» **Aim of the task**
Wherever the word "academic" shows up in a line, please copy that line.

» **Collected data entries**
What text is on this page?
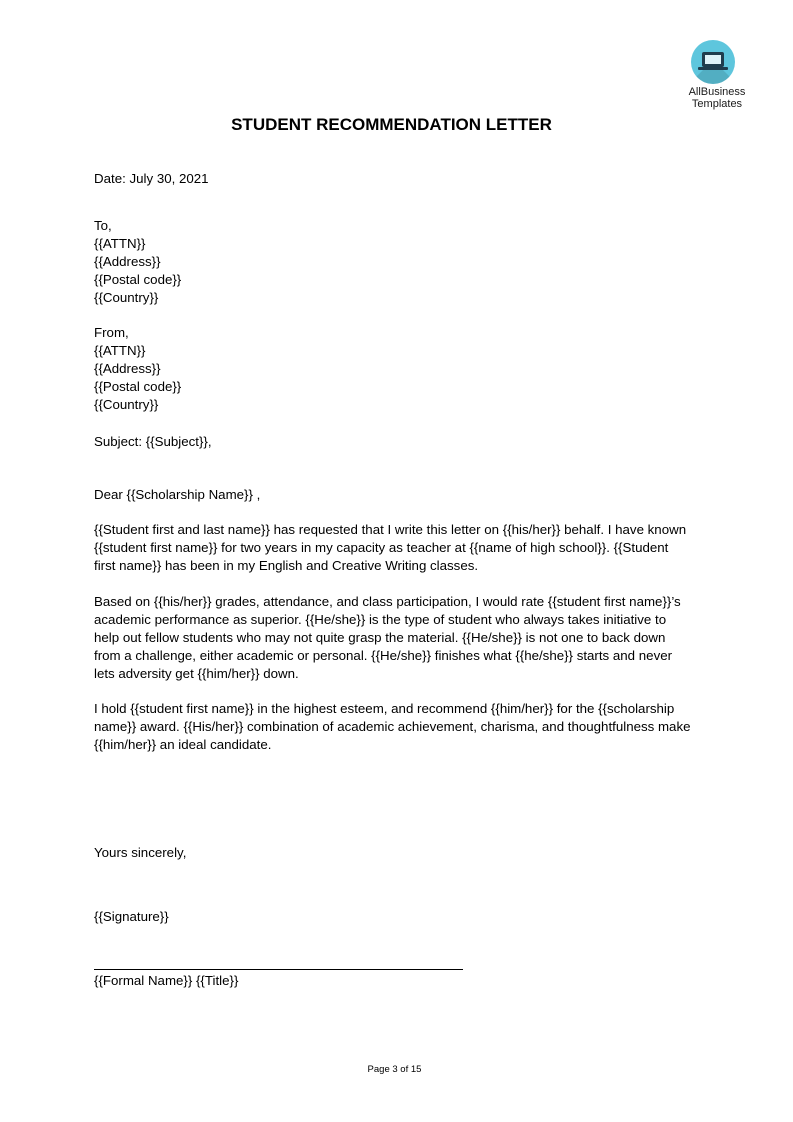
AllBusiness
Templates
STUDENT RECOMMENDATION LETTER
Date: July 30, 2021
To,
{{ATTN}}
{{Address}}
{{Postal code}}
{{Country}}
From,
{{ATTN}}
{{Address}}
{{Postal code}}
{{Country}}
Subject: {{Subject}},
Dear {{Scholarship Name}} ,
{{Student first and last name}} has requested that I write this letter on {{his/her}} behalf. I have known
{{student first name}} for two years in my capacity as teacher at {{name of high school}}. {{Student
first name}} has been in my English and Creative Writing classes.
Based on {{his/her}} grades, attendance, and class participation, I would rate {{student first name}}’s
academic performance as superior. {{He/she}} is the type of student who always takes initiative to
help out fellow students who may not quite grasp the material. {{He/she}} is not one to back down
from a challenge, either academic or personal. {{He/she}} finishes what {{he/she}} starts and never
lets adversity get {{him/her}} down.
I hold {{student first name}} in the highest esteem, and recommend {{him/her}} for the {{scholarship
name}} award. {{His/her}} combination of academic achievement, charisma, and thoughtfulness make
{{him/her}} an ideal candidate.
Yours sincerely,
{{Signature}}
{{Formal Name}} {{Title}}
Page 3 of 15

» **Exercise output**
academic performance as superior. {{He/she}} is the type of student who always takes initiative to
from a challenge, either academic or personal. {{He/she}} finishes what {{he/she}} starts and never
name}} award. {{His/her}} combination of academic achievement, charisma, and thoughtfulness make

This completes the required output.